◆ **DATA**:
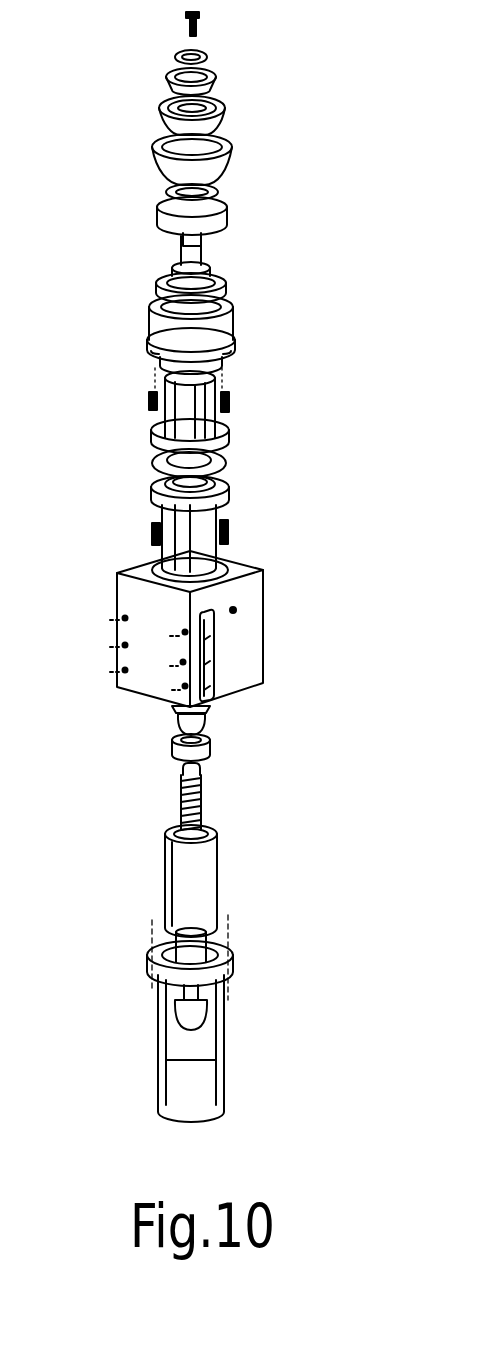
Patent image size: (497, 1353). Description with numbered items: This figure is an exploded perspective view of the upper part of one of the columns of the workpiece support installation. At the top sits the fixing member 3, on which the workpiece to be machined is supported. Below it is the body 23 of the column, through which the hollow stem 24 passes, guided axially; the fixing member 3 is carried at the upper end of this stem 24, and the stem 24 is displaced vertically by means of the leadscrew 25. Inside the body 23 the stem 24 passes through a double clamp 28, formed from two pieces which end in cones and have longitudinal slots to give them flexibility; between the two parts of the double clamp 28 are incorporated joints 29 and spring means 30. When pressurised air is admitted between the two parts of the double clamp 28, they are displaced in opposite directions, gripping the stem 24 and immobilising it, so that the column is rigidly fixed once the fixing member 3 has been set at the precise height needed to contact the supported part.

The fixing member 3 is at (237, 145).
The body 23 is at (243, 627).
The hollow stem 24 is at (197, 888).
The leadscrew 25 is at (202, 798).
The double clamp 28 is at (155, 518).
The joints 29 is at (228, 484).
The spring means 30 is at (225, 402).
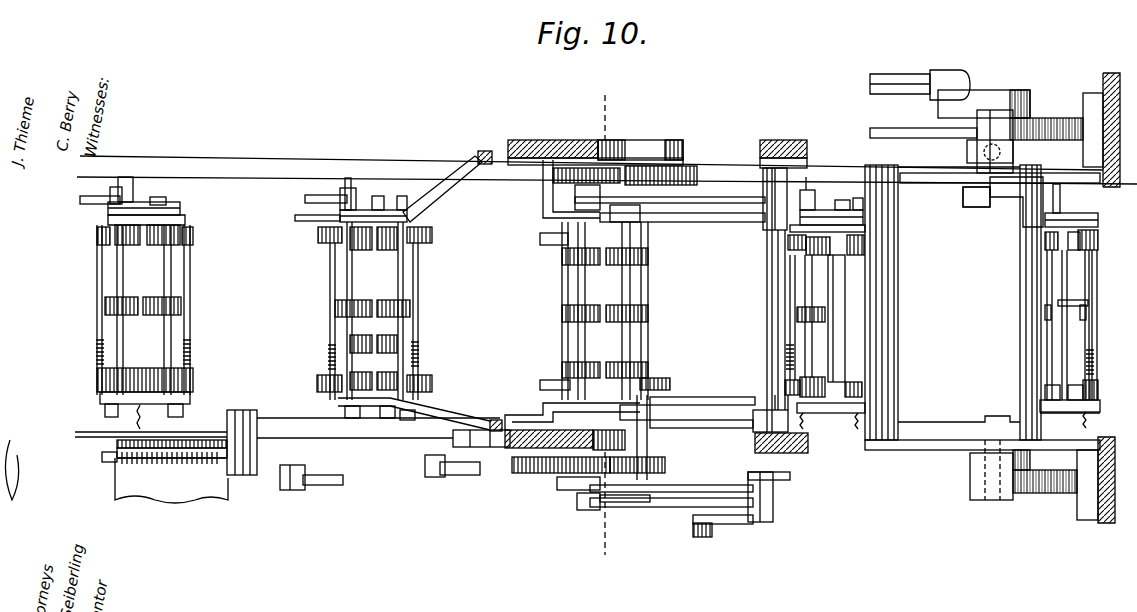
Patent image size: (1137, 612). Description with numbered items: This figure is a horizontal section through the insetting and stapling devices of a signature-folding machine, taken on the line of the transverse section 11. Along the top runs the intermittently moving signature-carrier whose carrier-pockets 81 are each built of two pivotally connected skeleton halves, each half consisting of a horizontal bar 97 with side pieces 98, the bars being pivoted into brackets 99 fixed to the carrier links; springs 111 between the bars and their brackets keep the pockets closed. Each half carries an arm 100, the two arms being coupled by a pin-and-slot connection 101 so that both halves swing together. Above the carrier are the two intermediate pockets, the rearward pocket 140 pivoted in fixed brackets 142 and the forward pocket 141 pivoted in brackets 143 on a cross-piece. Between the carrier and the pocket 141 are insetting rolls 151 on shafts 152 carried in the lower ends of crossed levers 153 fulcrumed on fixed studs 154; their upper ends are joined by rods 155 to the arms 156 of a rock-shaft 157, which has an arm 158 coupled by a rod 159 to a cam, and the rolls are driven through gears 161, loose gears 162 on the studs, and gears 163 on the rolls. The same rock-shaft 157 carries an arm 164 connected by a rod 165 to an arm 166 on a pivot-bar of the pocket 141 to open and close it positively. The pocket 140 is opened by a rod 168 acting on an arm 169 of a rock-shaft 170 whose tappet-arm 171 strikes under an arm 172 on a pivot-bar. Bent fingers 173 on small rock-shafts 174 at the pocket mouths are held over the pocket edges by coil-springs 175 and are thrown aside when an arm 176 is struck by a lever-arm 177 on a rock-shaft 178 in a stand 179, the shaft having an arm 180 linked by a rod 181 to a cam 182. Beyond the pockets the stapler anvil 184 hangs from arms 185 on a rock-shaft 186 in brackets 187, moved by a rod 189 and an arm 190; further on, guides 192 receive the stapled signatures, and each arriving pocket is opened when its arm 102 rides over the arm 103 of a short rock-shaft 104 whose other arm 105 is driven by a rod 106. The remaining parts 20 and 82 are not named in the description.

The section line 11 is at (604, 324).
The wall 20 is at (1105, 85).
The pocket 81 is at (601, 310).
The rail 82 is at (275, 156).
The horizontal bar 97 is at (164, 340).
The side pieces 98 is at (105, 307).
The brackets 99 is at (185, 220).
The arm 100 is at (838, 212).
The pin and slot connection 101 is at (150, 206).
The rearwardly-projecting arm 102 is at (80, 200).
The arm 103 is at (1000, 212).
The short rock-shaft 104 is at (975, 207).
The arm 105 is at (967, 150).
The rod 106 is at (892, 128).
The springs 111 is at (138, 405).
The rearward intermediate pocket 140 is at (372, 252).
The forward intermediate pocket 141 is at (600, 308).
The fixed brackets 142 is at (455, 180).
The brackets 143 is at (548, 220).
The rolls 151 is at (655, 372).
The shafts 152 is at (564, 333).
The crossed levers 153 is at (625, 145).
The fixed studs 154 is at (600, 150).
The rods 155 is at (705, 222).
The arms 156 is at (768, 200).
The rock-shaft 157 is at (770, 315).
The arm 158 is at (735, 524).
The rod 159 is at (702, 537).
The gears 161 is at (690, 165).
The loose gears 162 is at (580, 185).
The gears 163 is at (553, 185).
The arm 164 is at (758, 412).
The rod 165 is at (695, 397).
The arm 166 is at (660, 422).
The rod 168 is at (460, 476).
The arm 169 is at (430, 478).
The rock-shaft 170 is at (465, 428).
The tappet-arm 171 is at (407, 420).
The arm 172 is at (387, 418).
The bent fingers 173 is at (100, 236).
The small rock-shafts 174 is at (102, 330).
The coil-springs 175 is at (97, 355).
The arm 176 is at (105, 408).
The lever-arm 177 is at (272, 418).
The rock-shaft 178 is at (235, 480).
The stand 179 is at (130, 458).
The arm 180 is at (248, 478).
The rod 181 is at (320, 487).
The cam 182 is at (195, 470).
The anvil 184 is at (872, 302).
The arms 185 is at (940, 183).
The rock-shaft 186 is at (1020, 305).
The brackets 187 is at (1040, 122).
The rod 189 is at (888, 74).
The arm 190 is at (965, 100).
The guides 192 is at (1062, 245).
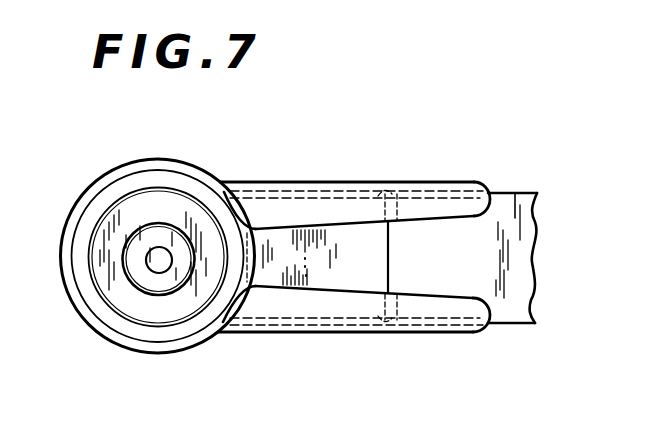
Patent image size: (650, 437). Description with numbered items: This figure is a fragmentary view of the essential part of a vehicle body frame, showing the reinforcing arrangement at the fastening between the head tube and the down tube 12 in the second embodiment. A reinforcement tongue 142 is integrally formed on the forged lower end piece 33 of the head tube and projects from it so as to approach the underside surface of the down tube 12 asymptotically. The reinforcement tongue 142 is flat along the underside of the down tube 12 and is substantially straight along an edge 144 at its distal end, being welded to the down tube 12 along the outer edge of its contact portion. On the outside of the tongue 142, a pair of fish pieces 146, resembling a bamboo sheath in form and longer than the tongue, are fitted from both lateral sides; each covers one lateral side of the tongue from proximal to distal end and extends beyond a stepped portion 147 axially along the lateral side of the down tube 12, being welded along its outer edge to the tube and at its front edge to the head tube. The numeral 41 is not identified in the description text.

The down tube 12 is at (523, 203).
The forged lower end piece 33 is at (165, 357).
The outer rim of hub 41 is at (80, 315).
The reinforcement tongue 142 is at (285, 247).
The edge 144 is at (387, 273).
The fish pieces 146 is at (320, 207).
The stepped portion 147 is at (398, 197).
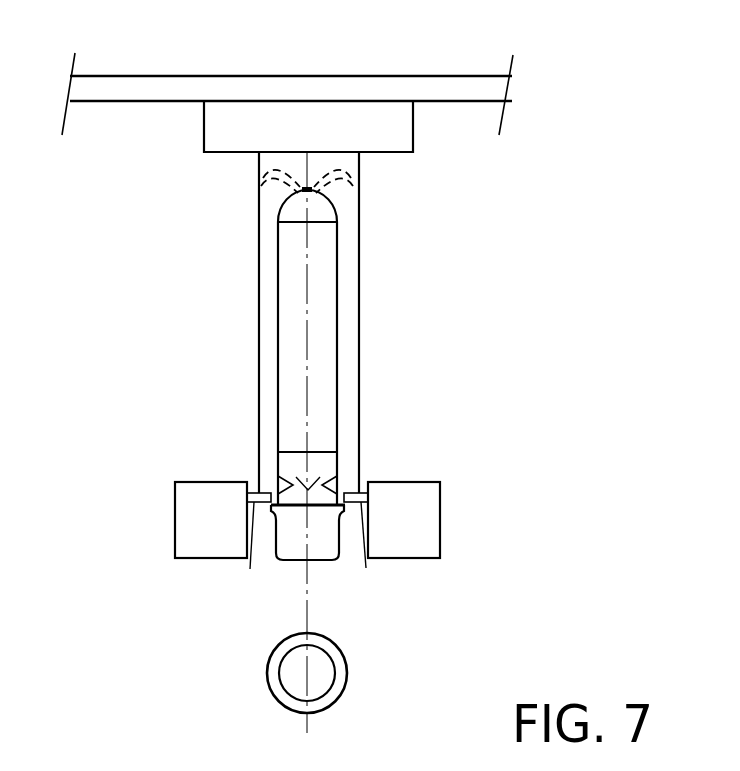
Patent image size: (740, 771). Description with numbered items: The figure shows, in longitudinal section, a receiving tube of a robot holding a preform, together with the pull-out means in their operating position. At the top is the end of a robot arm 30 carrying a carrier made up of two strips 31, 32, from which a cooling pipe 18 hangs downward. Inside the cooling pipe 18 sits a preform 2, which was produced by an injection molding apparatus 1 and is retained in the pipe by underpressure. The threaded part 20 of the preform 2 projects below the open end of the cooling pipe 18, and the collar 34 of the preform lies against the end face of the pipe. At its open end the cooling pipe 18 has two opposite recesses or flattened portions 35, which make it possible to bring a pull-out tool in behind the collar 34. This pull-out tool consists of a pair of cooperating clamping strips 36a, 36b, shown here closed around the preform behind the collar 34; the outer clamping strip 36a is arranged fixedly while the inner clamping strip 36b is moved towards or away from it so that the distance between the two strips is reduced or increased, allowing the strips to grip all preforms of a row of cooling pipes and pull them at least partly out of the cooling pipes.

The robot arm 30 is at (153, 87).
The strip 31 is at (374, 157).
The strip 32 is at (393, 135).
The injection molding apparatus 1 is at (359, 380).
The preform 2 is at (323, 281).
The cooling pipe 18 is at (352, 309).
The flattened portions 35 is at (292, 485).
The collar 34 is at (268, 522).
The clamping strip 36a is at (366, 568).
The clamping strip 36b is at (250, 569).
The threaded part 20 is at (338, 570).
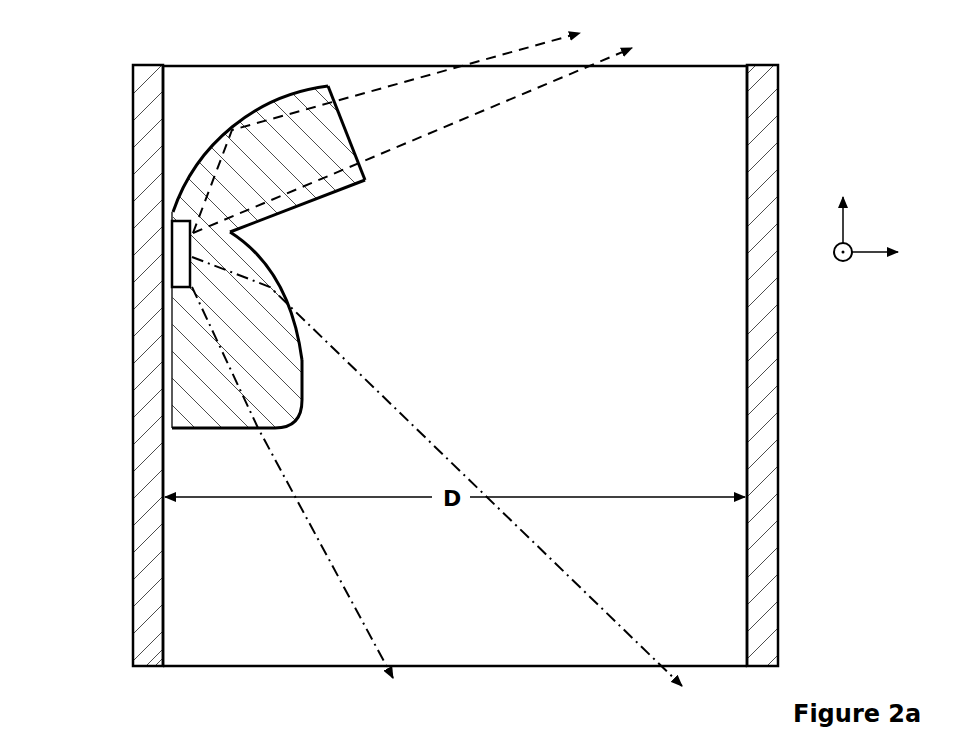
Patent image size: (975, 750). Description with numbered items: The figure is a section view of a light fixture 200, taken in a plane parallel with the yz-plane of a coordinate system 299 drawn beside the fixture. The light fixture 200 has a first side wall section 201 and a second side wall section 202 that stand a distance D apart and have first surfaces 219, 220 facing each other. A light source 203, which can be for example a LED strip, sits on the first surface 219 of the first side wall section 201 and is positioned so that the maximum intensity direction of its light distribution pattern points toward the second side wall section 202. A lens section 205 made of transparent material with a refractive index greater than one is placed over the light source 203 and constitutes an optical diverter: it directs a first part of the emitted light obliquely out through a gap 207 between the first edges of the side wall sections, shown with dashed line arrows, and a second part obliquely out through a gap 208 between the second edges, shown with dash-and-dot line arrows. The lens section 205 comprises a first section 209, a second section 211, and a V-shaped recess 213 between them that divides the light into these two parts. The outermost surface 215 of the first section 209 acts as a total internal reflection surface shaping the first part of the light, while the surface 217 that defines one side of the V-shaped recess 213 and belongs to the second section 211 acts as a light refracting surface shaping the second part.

◆ **SHORT PROBLEM**:
Reproduce the material starting at the line containing "Patent image size: (650, 437)." and ending at the line containing "The stepped portion 147 is at (398, 197).", swapping "vehicle body frame" for "vehicle chassis" and leaving everything else unchanged.

◆ **RESULT FOR THIS EXERCISE**:
Patent image size: (650, 437). Description with numbered items: This figure is a fragmentary view of the essential part of a vehicle chassis, showing the reinforcing arrangement at the fastening between the head tube and the down tube 12 in the second embodiment. A reinforcement tongue 142 is integrally formed on the forged lower end piece 33 of the head tube and projects from it so as to approach the underside surface of the down tube 12 asymptotically. The reinforcement tongue 142 is flat along the underside of the down tube 12 and is substantially straight along an edge 144 at its distal end, being welded to the down tube 12 along the outer edge of its contact portion. On the outside of the tongue 142, a pair of fish pieces 146, resembling a bamboo sheath in form and longer than the tongue, are fitted from both lateral sides; each covers one lateral side of the tongue from proximal to distal end and extends beyond a stepped portion 147 axially along the lateral side of the down tube 12, being welded along its outer edge to the tube and at its front edge to the head tube. The numeral 41 is not identified in the description text.

The down tube 12 is at (523, 203).
The forged lower end piece 33 is at (165, 357).
The outer rim of hub 41 is at (80, 315).
The reinforcement tongue 142 is at (285, 247).
The edge 144 is at (387, 273).
The fish pieces 146 is at (320, 207).
The stepped portion 147 is at (398, 197).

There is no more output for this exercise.